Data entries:
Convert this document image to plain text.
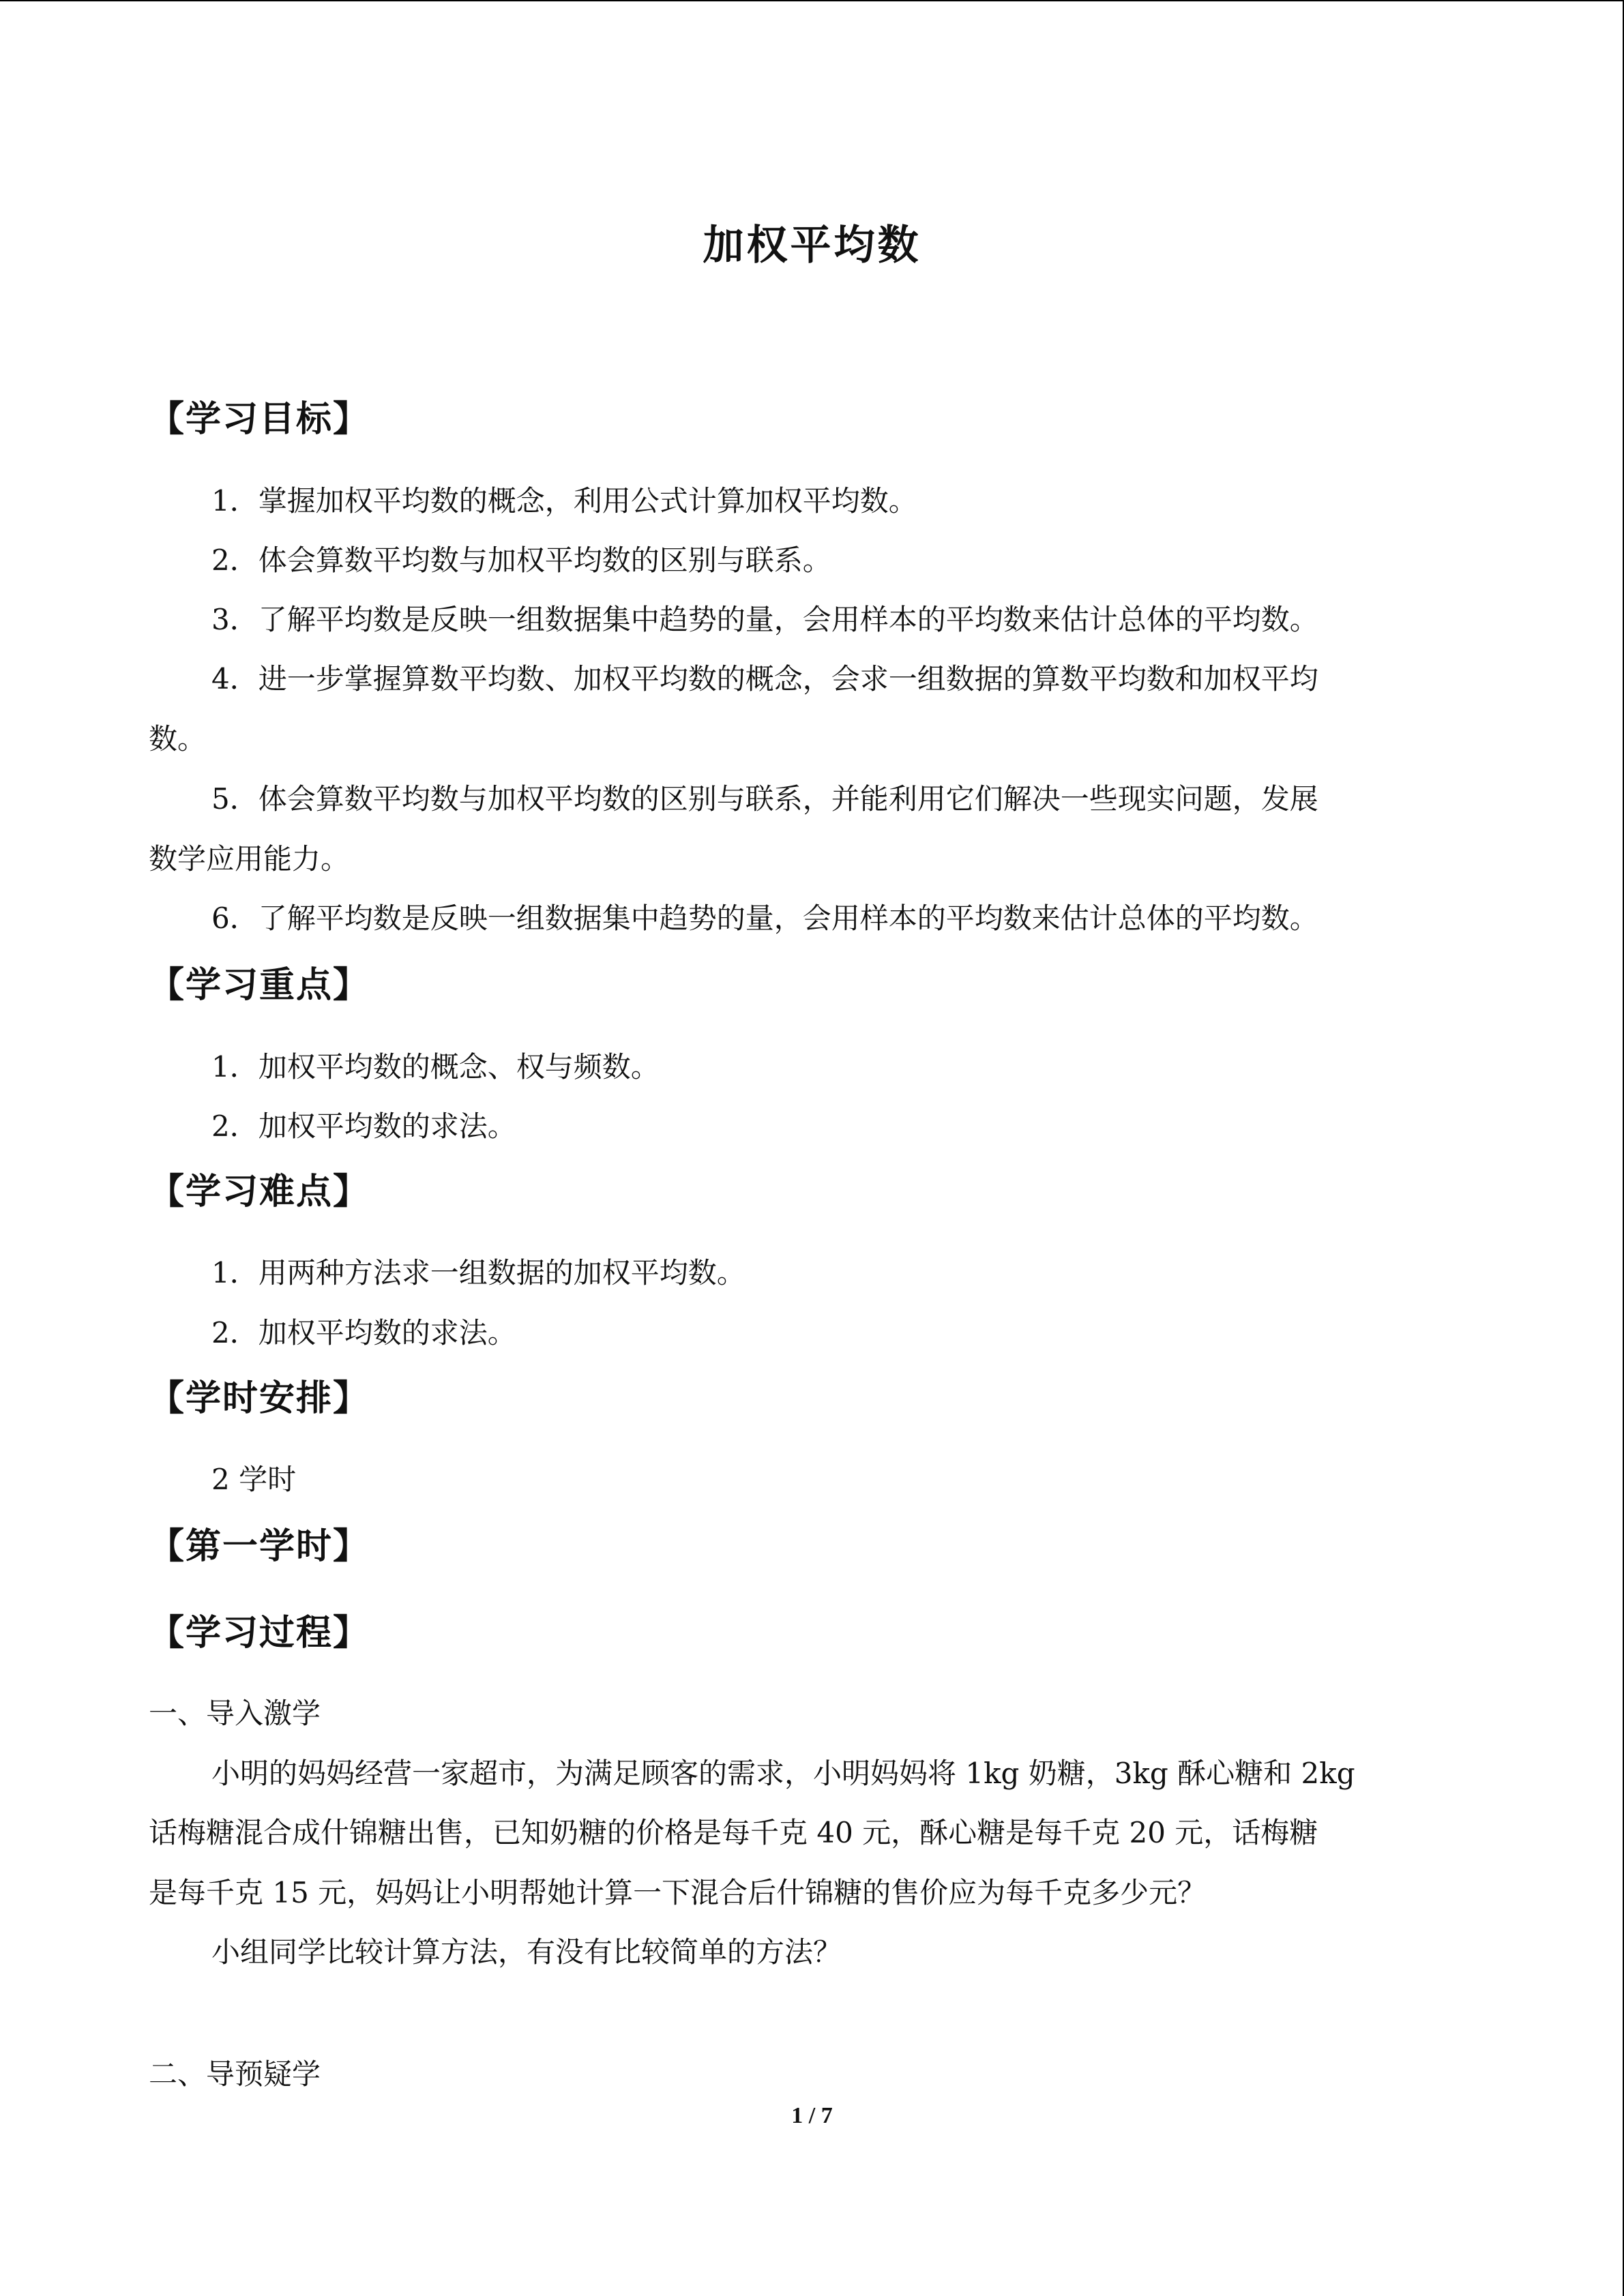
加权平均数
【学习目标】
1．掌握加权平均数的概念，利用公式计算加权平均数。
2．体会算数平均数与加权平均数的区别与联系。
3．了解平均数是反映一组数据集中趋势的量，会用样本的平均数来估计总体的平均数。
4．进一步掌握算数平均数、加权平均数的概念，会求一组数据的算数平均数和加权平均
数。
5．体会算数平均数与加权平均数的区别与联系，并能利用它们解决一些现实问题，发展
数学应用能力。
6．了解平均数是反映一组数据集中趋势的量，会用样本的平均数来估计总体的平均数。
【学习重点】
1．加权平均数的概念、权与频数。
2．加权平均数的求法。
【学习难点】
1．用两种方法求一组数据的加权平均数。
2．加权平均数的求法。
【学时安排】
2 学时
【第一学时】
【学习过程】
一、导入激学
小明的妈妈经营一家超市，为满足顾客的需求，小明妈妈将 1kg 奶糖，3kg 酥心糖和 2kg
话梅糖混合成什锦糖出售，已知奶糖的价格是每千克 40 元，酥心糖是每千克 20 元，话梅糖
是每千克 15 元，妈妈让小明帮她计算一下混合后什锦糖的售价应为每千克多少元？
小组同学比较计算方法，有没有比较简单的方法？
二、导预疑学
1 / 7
* * *
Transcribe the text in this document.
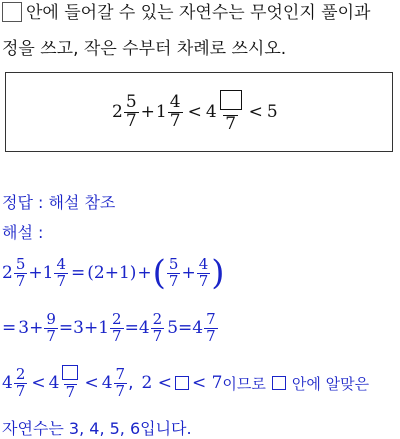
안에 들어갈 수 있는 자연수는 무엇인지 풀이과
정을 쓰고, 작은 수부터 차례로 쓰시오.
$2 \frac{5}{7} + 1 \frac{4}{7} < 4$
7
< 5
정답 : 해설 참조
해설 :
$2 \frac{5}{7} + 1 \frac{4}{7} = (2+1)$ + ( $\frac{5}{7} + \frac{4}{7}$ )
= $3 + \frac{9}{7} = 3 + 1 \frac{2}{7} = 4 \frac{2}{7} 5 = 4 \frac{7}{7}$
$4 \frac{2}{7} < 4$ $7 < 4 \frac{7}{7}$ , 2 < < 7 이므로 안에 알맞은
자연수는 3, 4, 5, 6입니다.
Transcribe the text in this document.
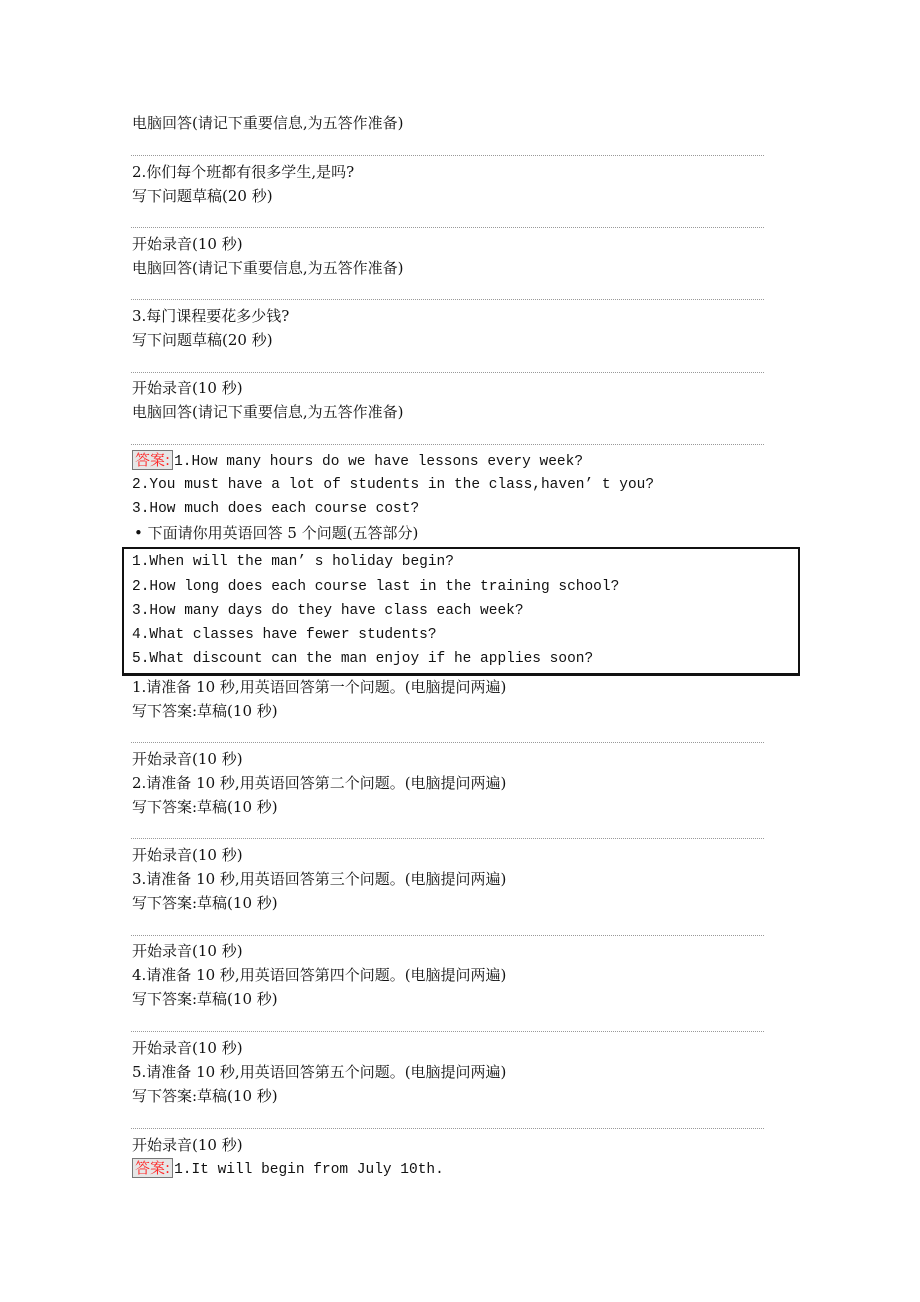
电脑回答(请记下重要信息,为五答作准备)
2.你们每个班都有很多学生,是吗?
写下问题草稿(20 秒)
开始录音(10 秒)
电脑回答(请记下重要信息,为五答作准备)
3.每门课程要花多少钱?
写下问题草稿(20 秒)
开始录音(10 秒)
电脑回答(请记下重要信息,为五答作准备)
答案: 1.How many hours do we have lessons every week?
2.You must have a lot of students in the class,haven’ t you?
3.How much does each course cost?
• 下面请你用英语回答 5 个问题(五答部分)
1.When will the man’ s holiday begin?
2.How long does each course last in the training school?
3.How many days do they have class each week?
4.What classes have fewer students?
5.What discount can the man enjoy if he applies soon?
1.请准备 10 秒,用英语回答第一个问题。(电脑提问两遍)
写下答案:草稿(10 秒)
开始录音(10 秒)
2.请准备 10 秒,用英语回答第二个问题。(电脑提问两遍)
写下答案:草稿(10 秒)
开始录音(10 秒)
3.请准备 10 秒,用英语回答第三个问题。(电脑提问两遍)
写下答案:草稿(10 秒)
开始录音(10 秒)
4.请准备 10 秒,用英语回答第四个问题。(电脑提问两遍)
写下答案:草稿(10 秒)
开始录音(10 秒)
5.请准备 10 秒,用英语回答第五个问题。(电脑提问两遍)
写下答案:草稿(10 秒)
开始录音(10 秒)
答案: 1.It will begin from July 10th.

Written problem: Which lines contain the word "does"? Return each of them.

Exercise solution:
3.How much does each course cost?
2.How long does each course last in the training school?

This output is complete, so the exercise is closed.